▶ [RECORD EXCERPTS]:
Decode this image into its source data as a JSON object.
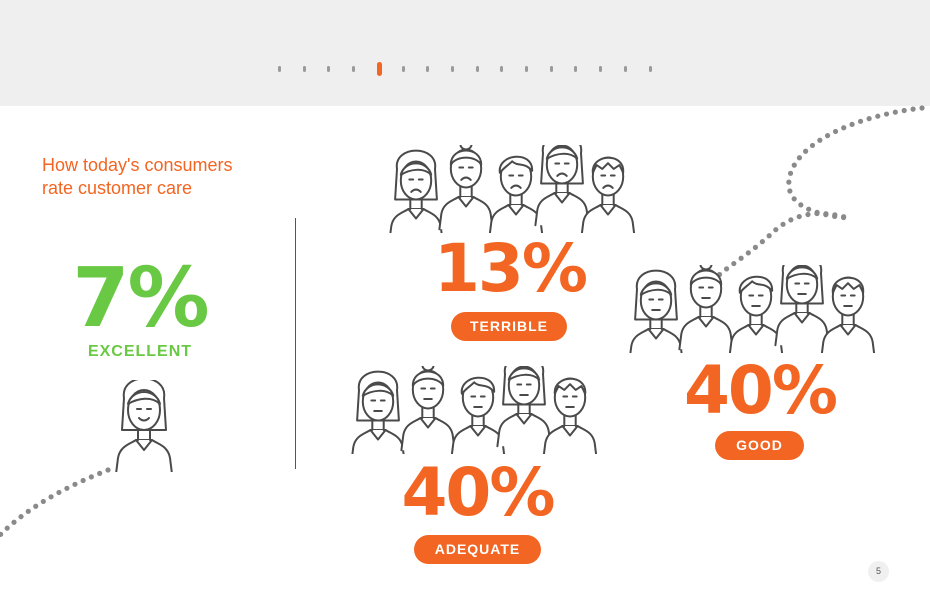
{
  "colors": {
    "accent": "#f26522",
    "positive": "#6ac944",
    "line": "#4a4a4a",
    "dots": "#8a8a8a",
    "pager_active": "#f26522"
  },
  "pager": {
    "total": 16,
    "active_index": 4
  },
  "title": {
    "line1": "How today's consumers",
    "line2": "rate customer care"
  },
  "ratings": {
    "excellent": {
      "percent": "7%",
      "label": "EXCELLENT",
      "people": 1
    },
    "terrible": {
      "percent": "13%",
      "label": "TERRIBLE",
      "people": 5,
      "mood": "sad"
    },
    "good": {
      "percent": "40%",
      "label": "GOOD",
      "people": 5,
      "mood": "neutral"
    },
    "adequate": {
      "percent": "40%",
      "label": "ADEQUATE",
      "people": 5,
      "mood": "neutral"
    }
  },
  "page_number": "5",
  "icons": [
    "person-icon",
    "people-group-icon"
  ]
}
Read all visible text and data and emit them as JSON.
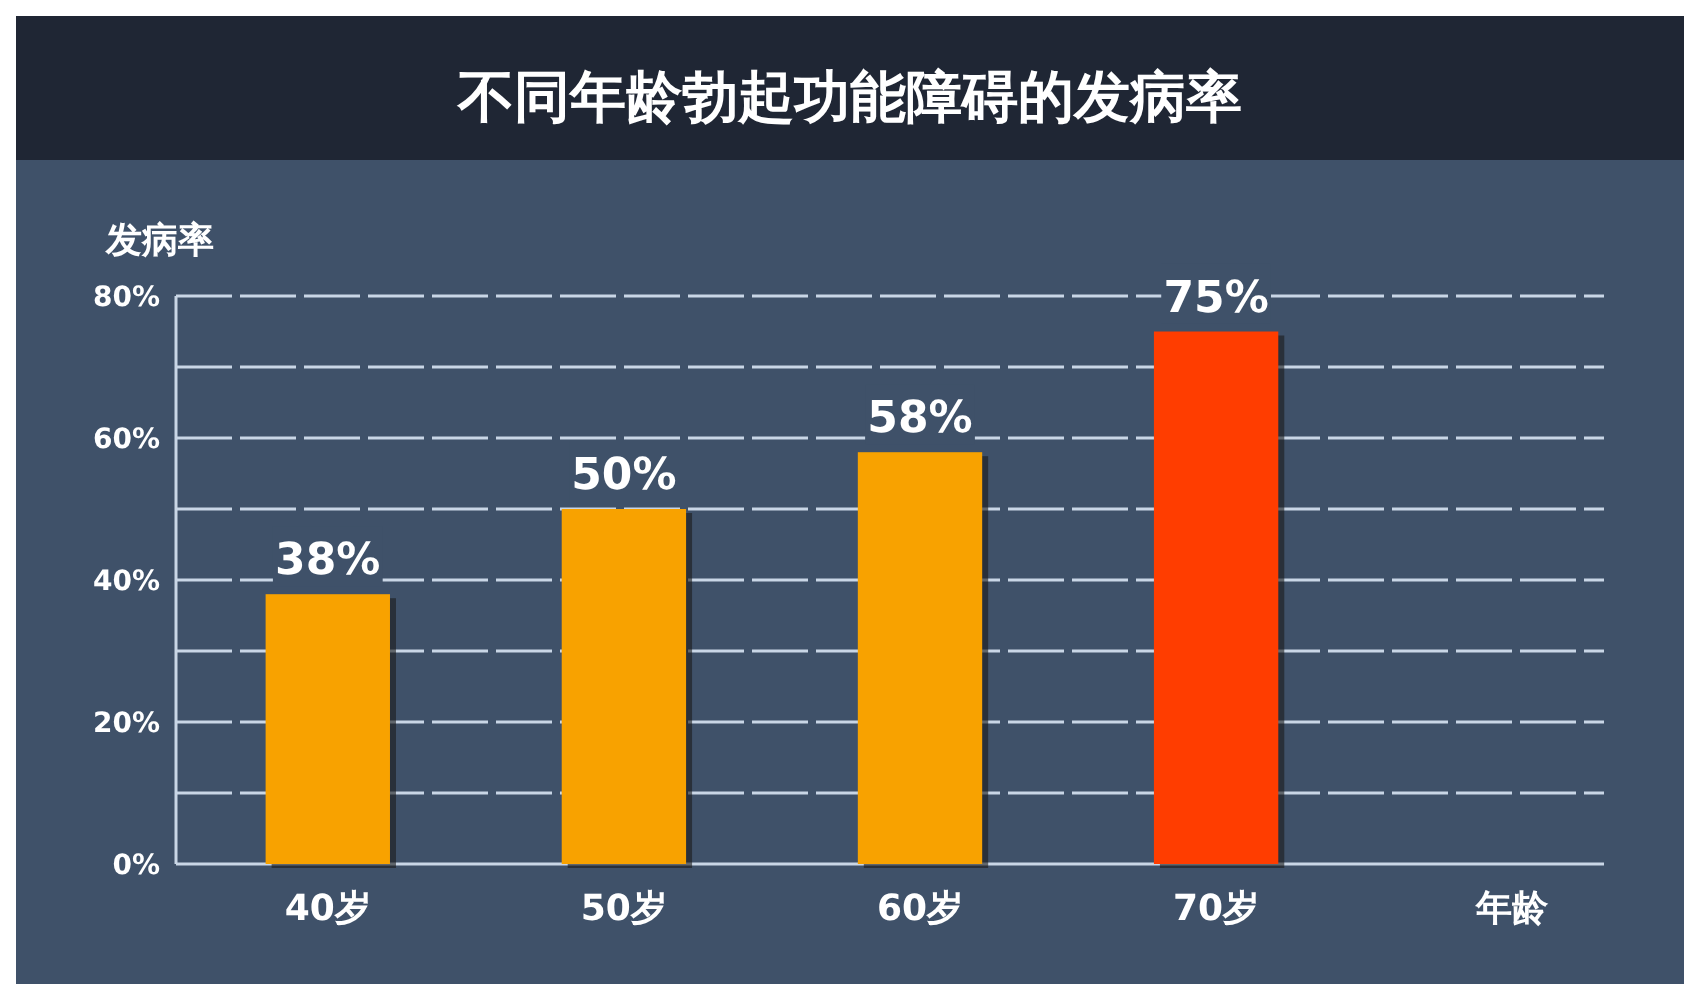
{
  "chart_data": {
    "type": "bar",
    "title": "不同年龄勃起功能障碍的发病率",
    "ylabel": "发病率",
    "xlabel": "年龄",
    "categories": [
      "40岁",
      "50岁",
      "60岁",
      "70岁"
    ],
    "values": [
      38,
      50,
      58,
      75
    ],
    "colors": [
      "#f8a200",
      "#f8a200",
      "#f8a200",
      "#ff3d00"
    ],
    "value_labels": [
      "38%",
      "50%",
      "58%",
      "75%"
    ],
    "ylim": [
      0,
      80
    ],
    "yticks": [
      {
        "value": 0,
        "label": "0%"
      },
      {
        "value": 10,
        "label": null
      },
      {
        "value": 20,
        "label": "20%"
      },
      {
        "value": 30,
        "label": null
      },
      {
        "value": 40,
        "label": "40%"
      },
      {
        "value": 50,
        "label": null
      },
      {
        "value": 60,
        "label": "60%"
      },
      {
        "value": 70,
        "label": null
      },
      {
        "value": 80,
        "label": "80%"
      }
    ],
    "grid": "y"
  }
}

▶ [TASK TO CARRY OUT]: Could you repeat, exactly and with nothing else, the lines from the one containing "Read all visible" through the last line of the records above, leaving out the pictures?

▶ [WRITTEN RESPONSE]:
Read all visible text and data and emit them as JSON.
{
  "chart_data": {
    "type": "bar",
    "title": "不同年龄勃起功能障碍的发病率",
    "ylabel": "发病率",
    "xlabel": "年龄",
    "categories": [
      "40岁",
      "50岁",
      "60岁",
      "70岁"
    ],
    "values": [
      38,
      50,
      58,
      75
    ],
    "colors": [
      "#f8a200",
      "#f8a200",
      "#f8a200",
      "#ff3d00"
    ],
    "value_labels": [
      "38%",
      "50%",
      "58%",
      "75%"
    ],
    "ylim": [
      0,
      80
    ],
    "yticks": [
      {
        "value": 0,
        "label": "0%"
      },
      {
        "value": 10,
        "label": null
      },
      {
        "value": 20,
        "label": "20%"
      },
      {
        "value": 30,
        "label": null
      },
      {
        "value": 40,
        "label": "40%"
      },
      {
        "value": 50,
        "label": null
      },
      {
        "value": 60,
        "label": "60%"
      },
      {
        "value": 70,
        "label": null
      },
      {
        "value": 80,
        "label": "80%"
      }
    ],
    "grid": "y"
  }
}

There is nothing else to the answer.